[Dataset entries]
____

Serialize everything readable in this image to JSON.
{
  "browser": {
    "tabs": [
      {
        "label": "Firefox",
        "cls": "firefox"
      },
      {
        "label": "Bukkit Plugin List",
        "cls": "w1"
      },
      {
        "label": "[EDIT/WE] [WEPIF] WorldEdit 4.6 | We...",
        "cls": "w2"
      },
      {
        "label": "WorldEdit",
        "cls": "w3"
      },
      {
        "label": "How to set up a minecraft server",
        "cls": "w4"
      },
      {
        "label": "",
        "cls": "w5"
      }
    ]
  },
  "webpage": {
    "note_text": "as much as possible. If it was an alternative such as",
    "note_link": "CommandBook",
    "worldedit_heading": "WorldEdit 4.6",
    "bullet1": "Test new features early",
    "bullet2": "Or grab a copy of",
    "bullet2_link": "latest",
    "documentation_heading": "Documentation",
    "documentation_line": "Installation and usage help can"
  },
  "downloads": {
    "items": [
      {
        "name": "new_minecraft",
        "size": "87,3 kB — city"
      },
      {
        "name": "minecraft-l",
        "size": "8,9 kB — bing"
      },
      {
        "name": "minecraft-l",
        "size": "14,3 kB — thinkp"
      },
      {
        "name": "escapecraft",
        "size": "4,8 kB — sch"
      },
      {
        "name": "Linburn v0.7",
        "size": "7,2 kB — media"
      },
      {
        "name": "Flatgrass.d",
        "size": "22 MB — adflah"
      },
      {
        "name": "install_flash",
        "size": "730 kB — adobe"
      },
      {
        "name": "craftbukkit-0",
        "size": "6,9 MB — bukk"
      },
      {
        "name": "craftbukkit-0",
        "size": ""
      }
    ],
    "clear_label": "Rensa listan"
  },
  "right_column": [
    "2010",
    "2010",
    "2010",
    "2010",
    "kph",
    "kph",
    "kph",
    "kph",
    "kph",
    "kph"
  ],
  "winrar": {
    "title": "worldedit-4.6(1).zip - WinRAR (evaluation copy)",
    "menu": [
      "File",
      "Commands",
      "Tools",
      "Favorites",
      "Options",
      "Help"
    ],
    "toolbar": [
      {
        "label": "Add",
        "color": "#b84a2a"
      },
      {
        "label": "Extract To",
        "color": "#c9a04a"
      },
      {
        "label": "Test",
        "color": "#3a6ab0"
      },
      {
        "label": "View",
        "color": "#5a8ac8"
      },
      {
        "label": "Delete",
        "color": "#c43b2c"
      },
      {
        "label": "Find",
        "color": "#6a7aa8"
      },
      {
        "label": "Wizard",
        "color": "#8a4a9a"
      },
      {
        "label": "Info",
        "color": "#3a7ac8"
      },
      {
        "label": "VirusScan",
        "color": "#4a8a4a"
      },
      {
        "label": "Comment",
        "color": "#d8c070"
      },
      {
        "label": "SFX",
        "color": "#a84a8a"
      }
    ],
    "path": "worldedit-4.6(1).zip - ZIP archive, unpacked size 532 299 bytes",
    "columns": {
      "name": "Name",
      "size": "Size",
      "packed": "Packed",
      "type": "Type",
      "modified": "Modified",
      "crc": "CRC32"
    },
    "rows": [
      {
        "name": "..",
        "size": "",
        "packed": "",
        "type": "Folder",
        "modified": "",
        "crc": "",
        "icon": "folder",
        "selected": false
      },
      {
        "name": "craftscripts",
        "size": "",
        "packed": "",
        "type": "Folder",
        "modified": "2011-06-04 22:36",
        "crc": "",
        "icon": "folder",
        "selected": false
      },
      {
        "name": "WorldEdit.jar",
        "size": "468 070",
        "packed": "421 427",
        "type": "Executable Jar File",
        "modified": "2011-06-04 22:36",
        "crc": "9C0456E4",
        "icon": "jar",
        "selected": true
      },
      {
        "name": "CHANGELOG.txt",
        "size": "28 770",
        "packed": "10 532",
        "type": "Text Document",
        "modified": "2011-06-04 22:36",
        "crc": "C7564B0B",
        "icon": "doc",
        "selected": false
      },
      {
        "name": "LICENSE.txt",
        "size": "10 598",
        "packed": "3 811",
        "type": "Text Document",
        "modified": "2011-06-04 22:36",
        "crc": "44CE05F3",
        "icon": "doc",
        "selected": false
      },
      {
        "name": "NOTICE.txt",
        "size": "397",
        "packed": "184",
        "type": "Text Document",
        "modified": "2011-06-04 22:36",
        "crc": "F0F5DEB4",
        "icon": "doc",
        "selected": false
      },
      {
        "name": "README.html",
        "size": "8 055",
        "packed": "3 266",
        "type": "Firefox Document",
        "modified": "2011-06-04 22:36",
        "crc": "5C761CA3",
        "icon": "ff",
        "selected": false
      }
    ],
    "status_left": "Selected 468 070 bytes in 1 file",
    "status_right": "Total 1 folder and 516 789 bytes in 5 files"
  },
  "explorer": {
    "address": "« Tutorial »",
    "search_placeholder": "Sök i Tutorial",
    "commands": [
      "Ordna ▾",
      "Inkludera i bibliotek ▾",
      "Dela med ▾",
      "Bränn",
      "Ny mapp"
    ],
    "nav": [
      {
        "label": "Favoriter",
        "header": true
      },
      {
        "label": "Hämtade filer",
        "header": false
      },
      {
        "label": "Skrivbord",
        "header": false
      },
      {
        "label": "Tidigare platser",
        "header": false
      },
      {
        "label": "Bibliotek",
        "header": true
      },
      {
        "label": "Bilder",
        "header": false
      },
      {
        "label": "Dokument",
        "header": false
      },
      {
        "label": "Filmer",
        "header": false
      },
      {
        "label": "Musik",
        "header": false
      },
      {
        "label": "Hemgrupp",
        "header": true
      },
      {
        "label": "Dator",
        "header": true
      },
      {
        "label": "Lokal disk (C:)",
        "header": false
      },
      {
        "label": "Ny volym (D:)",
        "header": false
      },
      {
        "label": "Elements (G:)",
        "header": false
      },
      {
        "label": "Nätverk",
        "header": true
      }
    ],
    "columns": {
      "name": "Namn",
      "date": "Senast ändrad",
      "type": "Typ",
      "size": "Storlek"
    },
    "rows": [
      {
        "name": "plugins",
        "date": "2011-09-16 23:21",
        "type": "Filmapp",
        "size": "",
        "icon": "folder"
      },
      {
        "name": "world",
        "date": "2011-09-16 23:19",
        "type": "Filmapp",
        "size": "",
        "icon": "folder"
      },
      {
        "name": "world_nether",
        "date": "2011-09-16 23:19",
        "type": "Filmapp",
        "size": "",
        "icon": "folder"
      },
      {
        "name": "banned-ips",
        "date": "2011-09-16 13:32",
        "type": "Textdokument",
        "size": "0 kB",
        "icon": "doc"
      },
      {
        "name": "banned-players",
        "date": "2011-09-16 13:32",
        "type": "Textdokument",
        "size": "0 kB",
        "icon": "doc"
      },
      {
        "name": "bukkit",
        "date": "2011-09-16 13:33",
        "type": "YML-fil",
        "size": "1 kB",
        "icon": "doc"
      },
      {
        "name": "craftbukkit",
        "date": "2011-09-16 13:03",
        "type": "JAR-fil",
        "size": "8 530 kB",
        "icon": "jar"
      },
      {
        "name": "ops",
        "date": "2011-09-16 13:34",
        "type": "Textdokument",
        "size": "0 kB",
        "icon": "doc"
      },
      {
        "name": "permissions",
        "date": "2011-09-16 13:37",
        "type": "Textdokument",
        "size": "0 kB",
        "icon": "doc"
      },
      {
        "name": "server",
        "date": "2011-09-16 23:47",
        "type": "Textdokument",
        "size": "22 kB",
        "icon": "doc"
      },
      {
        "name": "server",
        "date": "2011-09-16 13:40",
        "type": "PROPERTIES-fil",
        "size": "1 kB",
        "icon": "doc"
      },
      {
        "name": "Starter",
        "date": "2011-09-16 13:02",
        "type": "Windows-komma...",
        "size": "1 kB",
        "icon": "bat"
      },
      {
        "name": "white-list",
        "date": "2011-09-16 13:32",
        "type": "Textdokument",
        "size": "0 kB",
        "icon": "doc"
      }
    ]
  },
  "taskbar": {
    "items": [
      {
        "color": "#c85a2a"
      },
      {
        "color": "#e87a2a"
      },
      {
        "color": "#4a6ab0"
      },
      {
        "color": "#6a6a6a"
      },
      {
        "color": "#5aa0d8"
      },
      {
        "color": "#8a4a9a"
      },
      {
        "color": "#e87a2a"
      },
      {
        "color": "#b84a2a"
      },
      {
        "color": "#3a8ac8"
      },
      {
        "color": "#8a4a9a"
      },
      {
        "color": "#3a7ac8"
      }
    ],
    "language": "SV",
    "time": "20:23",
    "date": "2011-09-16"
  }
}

____

## DIRECTIONS FOR THIS TASK
Read the entries above, then pull out the lines that include "banned".

## RESPONSE
        "name": "banned-ips",
        "name": "banned-players",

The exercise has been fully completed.